=== PROVIDED DATA ===

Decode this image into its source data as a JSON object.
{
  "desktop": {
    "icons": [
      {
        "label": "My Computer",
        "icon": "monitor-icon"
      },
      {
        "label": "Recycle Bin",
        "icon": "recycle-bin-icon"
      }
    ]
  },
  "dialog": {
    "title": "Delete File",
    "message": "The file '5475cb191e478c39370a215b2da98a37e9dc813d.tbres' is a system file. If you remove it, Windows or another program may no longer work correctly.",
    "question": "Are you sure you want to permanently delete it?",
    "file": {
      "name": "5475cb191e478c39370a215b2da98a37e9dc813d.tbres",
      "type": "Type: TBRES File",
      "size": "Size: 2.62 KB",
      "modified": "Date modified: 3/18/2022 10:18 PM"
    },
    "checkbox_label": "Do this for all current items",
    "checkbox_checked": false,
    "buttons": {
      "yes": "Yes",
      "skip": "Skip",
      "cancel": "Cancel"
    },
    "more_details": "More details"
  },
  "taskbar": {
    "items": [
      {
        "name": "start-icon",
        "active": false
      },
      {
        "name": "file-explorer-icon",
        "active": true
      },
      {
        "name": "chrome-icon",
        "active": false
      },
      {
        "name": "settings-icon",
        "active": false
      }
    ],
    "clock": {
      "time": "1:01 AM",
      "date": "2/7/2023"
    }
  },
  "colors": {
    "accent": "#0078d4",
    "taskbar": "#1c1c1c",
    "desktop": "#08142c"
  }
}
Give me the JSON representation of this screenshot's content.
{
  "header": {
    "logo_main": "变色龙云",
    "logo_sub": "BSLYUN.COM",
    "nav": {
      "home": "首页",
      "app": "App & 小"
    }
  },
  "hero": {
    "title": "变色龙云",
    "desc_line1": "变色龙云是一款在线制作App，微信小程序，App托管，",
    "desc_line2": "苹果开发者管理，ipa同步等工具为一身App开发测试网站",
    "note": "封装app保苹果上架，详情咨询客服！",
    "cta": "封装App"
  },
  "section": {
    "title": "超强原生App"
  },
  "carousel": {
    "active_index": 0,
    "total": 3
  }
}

===

WHAT THE EXERCISE ASKS: In the entries above, find each line with the word "items" and show it.

CORRECT ANSWER:
    "checkbox_label": "Do this for all current items",
    "items": [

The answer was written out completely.